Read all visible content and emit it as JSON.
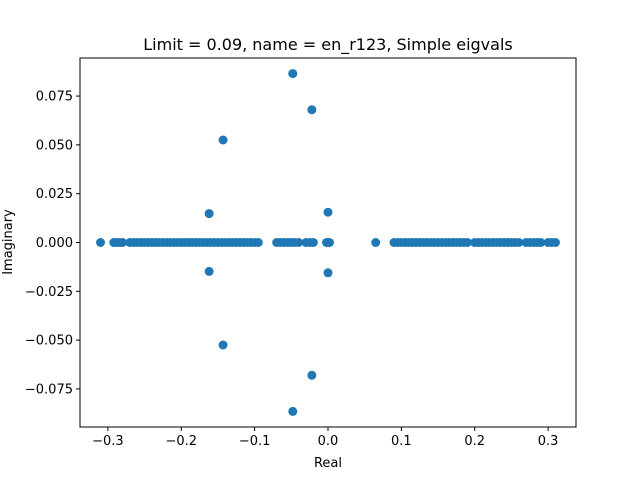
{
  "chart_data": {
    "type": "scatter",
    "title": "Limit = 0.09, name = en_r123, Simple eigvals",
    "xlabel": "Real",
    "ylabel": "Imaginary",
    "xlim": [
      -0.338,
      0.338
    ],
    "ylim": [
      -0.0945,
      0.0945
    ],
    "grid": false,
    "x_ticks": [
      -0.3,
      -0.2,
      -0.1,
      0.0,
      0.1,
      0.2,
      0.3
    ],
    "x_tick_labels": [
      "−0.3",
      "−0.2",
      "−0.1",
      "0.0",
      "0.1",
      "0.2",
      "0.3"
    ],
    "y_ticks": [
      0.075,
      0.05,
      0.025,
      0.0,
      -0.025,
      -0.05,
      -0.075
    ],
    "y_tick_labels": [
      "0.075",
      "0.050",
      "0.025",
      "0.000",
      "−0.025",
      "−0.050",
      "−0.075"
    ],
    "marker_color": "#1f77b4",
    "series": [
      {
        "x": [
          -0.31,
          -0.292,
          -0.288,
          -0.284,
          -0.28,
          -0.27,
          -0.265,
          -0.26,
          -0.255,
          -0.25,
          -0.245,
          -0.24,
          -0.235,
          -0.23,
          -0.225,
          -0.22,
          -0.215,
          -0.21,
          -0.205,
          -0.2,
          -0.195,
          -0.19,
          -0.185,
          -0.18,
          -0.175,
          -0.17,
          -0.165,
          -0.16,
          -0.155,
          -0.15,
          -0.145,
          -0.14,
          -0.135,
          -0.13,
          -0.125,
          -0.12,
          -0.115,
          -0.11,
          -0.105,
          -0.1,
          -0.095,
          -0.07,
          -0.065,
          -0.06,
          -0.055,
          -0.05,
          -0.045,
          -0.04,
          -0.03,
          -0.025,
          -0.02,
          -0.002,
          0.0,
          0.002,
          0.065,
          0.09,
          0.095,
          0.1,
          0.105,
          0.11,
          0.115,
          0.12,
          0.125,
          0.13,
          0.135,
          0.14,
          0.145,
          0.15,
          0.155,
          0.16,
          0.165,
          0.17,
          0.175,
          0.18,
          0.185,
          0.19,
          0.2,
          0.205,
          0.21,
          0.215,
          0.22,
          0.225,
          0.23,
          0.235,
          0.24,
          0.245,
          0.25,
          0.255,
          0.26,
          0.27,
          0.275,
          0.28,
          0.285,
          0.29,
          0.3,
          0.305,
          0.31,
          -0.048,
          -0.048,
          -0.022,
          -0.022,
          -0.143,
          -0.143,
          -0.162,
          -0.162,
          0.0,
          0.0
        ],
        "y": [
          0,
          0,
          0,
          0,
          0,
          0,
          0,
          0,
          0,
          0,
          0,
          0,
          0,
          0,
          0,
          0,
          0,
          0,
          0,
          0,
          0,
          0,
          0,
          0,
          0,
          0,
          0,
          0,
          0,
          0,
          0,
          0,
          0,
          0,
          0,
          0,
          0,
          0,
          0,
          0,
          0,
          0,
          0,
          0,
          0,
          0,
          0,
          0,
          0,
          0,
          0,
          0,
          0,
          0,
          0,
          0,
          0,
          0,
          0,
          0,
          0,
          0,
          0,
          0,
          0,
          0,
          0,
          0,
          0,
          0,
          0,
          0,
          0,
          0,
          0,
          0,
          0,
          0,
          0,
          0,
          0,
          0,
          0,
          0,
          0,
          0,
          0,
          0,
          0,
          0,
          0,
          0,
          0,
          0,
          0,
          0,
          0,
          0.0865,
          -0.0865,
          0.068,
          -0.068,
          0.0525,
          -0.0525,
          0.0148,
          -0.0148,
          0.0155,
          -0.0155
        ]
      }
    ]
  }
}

--

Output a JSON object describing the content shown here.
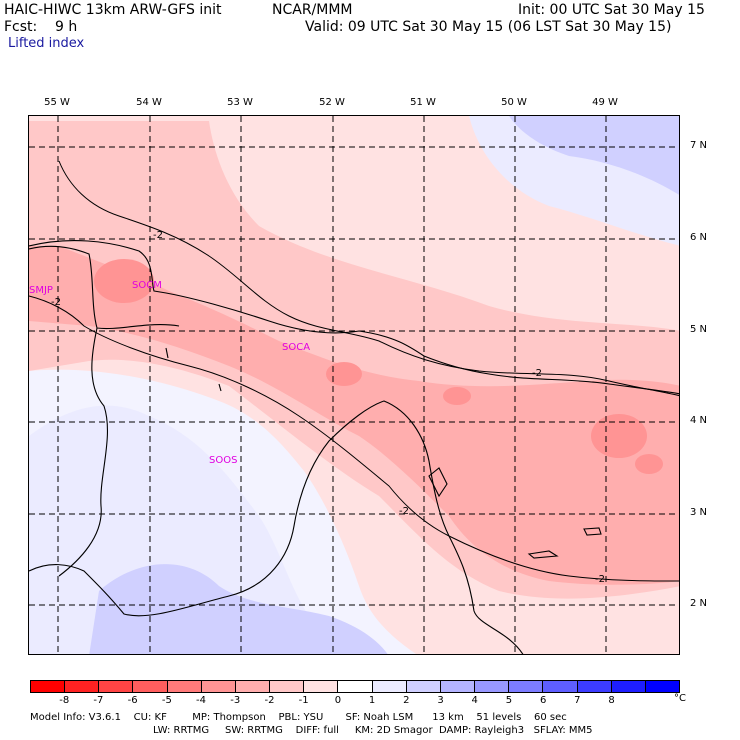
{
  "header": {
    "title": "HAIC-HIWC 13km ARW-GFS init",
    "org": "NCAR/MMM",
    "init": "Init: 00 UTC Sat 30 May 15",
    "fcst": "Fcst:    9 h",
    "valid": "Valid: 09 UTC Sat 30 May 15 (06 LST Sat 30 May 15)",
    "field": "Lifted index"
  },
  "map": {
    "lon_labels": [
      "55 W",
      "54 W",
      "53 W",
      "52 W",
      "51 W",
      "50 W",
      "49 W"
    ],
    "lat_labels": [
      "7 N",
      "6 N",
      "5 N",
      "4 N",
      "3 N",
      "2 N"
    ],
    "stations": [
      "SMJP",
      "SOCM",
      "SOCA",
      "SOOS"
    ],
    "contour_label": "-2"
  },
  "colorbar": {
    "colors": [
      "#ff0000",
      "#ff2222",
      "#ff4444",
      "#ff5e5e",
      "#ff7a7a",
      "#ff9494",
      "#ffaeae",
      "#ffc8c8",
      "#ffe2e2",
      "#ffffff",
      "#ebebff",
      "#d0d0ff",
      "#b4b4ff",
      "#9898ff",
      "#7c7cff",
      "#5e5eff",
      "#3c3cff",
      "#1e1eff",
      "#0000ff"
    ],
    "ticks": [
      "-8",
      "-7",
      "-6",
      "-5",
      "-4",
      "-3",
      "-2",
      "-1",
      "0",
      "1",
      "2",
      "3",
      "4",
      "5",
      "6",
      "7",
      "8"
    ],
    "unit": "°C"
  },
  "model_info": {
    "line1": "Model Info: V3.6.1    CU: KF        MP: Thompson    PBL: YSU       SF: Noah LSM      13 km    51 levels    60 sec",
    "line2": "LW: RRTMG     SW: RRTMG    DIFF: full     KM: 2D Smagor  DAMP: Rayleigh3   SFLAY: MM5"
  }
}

...

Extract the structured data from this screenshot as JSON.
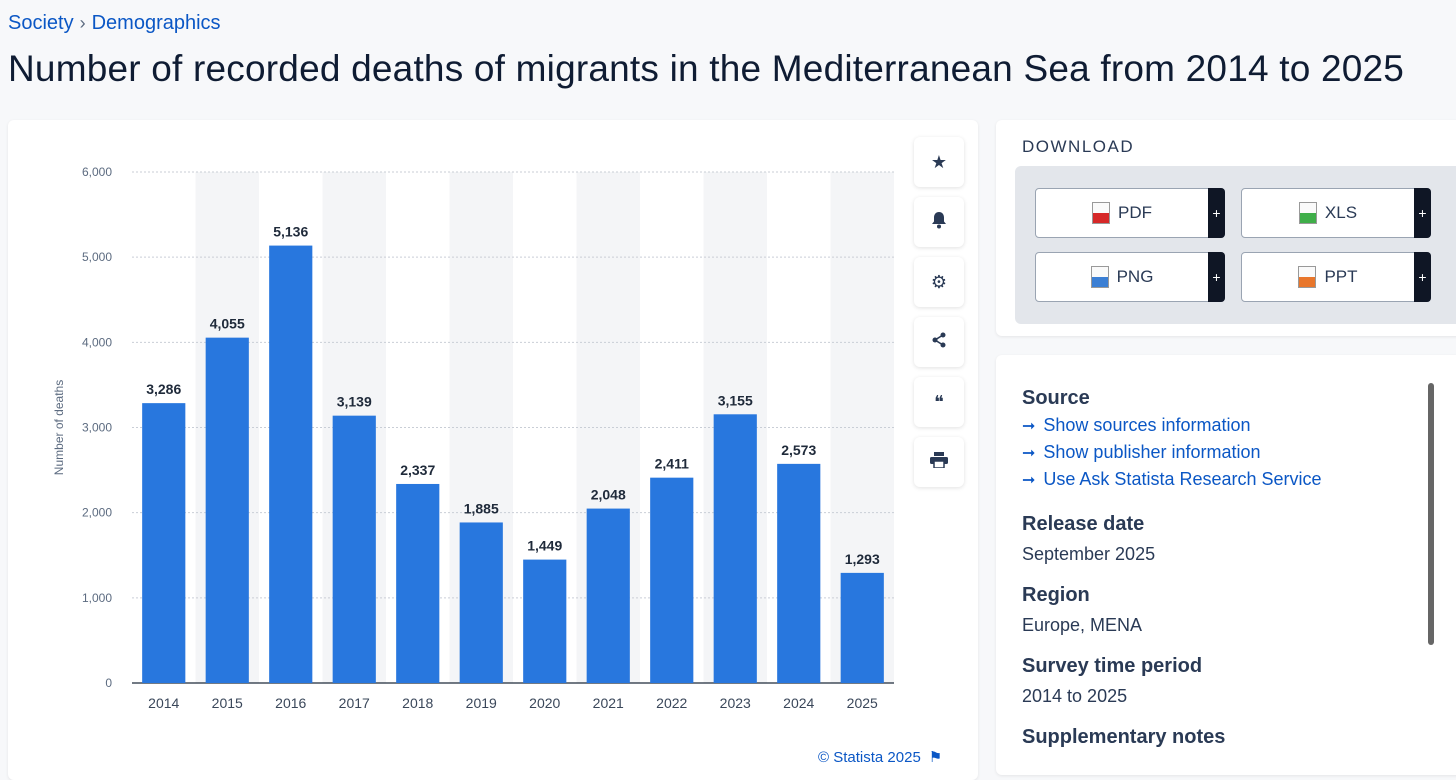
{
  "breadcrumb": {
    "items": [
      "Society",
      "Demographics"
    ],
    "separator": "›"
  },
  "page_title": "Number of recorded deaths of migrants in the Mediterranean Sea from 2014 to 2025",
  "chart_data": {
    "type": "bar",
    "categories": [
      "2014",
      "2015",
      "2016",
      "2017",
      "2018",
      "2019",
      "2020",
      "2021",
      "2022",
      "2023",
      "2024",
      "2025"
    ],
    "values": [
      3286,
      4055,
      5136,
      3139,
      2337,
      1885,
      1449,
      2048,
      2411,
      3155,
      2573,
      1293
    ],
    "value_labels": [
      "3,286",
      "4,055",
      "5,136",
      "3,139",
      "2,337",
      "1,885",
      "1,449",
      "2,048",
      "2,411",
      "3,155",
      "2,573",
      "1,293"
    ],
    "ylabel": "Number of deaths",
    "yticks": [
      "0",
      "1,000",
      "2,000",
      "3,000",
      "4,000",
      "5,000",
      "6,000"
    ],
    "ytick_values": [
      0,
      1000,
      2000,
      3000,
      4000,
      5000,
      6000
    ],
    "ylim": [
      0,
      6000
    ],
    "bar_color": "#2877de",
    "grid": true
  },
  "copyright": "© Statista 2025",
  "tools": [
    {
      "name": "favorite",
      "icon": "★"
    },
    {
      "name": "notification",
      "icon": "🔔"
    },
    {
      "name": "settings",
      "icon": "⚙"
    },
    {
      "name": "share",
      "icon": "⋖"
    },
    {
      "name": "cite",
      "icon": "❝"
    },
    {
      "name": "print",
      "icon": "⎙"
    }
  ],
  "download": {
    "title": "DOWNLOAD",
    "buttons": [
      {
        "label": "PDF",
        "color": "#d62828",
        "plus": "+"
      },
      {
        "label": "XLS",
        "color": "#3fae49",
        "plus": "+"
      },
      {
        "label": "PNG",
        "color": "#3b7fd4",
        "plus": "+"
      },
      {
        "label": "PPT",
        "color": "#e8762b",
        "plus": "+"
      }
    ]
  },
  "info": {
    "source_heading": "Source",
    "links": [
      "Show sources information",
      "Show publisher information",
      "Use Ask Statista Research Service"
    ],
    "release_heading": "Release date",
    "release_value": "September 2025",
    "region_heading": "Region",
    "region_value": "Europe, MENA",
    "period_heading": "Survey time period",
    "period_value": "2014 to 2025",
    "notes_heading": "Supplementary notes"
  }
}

— WRITTEN REQUEST —
Copy every line in the listing above where the string "from" turns up.

— FULL RESPONSE —
Extract the structured data from this screenshot as JSON.
  "page_title": "Number of recorded deaths of migrants in the Mediterranean Sea from 2014 to 2025",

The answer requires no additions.